### Requirements
Every line below is to be quoted exactly, with nothing added or dropped.
★ ★ ★ ★
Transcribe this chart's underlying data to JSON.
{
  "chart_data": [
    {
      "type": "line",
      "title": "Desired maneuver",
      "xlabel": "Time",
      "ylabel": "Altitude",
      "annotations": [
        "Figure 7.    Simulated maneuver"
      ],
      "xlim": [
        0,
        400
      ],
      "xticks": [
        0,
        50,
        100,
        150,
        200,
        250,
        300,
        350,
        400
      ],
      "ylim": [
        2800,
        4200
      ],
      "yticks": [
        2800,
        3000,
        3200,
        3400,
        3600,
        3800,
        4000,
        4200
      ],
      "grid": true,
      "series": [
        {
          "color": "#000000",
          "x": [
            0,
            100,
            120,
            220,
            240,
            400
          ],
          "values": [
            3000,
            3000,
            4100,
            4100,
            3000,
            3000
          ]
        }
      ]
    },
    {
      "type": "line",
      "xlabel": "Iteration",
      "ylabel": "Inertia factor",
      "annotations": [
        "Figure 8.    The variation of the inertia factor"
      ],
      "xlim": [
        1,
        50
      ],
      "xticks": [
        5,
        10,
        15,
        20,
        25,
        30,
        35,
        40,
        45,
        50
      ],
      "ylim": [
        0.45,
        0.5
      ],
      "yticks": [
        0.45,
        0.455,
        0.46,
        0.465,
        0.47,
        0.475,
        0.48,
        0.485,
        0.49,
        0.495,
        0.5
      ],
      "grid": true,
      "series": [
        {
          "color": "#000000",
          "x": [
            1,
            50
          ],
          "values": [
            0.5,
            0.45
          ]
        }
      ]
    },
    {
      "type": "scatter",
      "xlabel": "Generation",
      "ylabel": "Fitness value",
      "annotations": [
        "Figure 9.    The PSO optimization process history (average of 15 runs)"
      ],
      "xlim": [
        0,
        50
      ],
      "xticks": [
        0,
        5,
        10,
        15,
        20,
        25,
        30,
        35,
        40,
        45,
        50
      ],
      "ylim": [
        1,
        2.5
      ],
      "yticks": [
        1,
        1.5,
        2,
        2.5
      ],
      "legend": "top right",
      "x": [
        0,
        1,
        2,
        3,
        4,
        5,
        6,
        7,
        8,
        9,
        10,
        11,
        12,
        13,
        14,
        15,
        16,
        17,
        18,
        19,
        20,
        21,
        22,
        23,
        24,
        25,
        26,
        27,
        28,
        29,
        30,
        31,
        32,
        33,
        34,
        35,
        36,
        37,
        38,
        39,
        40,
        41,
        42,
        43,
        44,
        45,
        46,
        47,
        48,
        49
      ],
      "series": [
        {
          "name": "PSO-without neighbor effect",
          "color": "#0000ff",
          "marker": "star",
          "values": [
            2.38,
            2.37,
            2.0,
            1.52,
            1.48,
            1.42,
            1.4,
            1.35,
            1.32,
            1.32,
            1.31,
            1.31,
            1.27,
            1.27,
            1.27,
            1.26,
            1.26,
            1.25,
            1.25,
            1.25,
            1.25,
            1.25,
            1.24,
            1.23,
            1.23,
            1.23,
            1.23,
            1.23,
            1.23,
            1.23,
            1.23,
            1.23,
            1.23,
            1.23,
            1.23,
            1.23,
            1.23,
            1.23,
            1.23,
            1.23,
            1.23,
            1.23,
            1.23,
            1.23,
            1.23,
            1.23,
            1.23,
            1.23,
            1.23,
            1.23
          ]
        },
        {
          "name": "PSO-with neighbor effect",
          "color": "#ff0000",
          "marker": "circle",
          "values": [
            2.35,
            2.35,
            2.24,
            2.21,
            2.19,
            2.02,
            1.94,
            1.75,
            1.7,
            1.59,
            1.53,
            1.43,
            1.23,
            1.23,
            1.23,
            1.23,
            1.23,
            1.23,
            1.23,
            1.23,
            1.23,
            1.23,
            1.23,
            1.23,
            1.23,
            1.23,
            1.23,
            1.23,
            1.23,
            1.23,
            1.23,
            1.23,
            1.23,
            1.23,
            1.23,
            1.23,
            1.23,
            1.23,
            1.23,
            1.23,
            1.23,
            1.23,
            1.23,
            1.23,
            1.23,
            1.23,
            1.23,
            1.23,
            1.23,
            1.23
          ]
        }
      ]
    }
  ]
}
★ ★ ★ ★
### Reply to the task
Transcribe this chart's underlying data to JSON.
{
  "chart_data": [
    {
      "type": "line",
      "title": "Desired maneuver",
      "xlabel": "Time",
      "ylabel": "Altitude",
      "annotations": [
        "Figure 7.    Simulated maneuver"
      ],
      "xlim": [
        0,
        400
      ],
      "xticks": [
        0,
        50,
        100,
        150,
        200,
        250,
        300,
        350,
        400
      ],
      "ylim": [
        2800,
        4200
      ],
      "yticks": [
        2800,
        3000,
        3200,
        3400,
        3600,
        3800,
        4000,
        4200
      ],
      "grid": true,
      "series": [
        {
          "color": "#000000",
          "x": [
            0,
            100,
            120,
            220,
            240,
            400
          ],
          "values": [
            3000,
            3000,
            4100,
            4100,
            3000,
            3000
          ]
        }
      ]
    },
    {
      "type": "line",
      "xlabel": "Iteration",
      "ylabel": "Inertia factor",
      "annotations": [
        "Figure 8.    The variation of the inertia factor"
      ],
      "xlim": [
        1,
        50
      ],
      "xticks": [
        5,
        10,
        15,
        20,
        25,
        30,
        35,
        40,
        45,
        50
      ],
      "ylim": [
        0.45,
        0.5
      ],
      "yticks": [
        0.45,
        0.455,
        0.46,
        0.465,
        0.47,
        0.475,
        0.48,
        0.485,
        0.49,
        0.495,
        0.5
      ],
      "grid": true,
      "series": [
        {
          "color": "#000000",
          "x": [
            1,
            50
          ],
          "values": [
            0.5,
            0.45
          ]
        }
      ]
    },
    {
      "type": "scatter",
      "xlabel": "Generation",
      "ylabel": "Fitness value",
      "annotations": [
        "Figure 9.    The PSO optimization process history (average of 15 runs)"
      ],
      "xlim": [
        0,
        50
      ],
      "xticks": [
        0,
        5,
        10,
        15,
        20,
        25,
        30,
        35,
        40,
        45,
        50
      ],
      "ylim": [
        1,
        2.5
      ],
      "yticks": [
        1,
        1.5,
        2,
        2.5
      ],
      "legend": "top right",
      "x": [
        0,
        1,
        2,
        3,
        4,
        5,
        6,
        7,
        8,
        9,
        10,
        11,
        12,
        13,
        14,
        15,
        16,
        17,
        18,
        19,
        20,
        21,
        22,
        23,
        24,
        25,
        26,
        27,
        28,
        29,
        30,
        31,
        32,
        33,
        34,
        35,
        36,
        37,
        38,
        39,
        40,
        41,
        42,
        43,
        44,
        45,
        46,
        47,
        48,
        49
      ],
      "series": [
        {
          "name": "PSO-without neighbor effect",
          "color": "#0000ff",
          "marker": "star",
          "values": [
            2.38,
            2.37,
            2.0,
            1.52,
            1.48,
            1.42,
            1.4,
            1.35,
            1.32,
            1.32,
            1.31,
            1.31,
            1.27,
            1.27,
            1.27,
            1.26,
            1.26,
            1.25,
            1.25,
            1.25,
            1.25,
            1.25,
            1.24,
            1.23,
            1.23,
            1.23,
            1.23,
            1.23,
            1.23,
            1.23,
            1.23,
            1.23,
            1.23,
            1.23,
            1.23,
            1.23,
            1.23,
            1.23,
            1.23,
            1.23,
            1.23,
            1.23,
            1.23,
            1.23,
            1.23,
            1.23,
            1.23,
            1.23,
            1.23,
            1.23
          ]
        },
        {
          "name": "PSO-with neighbor effect",
          "color": "#ff0000",
          "marker": "circle",
          "values": [
            2.35,
            2.35,
            2.24,
            2.21,
            2.19,
            2.02,
            1.94,
            1.75,
            1.7,
            1.59,
            1.53,
            1.43,
            1.23,
            1.23,
            1.23,
            1.23,
            1.23,
            1.23,
            1.23,
            1.23,
            1.23,
            1.23,
            1.23,
            1.23,
            1.23,
            1.23,
            1.23,
            1.23,
            1.23,
            1.23,
            1.23,
            1.23,
            1.23,
            1.23,
            1.23,
            1.23,
            1.23,
            1.23,
            1.23,
            1.23,
            1.23,
            1.23,
            1.23,
            1.23,
            1.23,
            1.23,
            1.23,
            1.23,
            1.23,
            1.23
          ]
        }
      ]
    }
  ]
}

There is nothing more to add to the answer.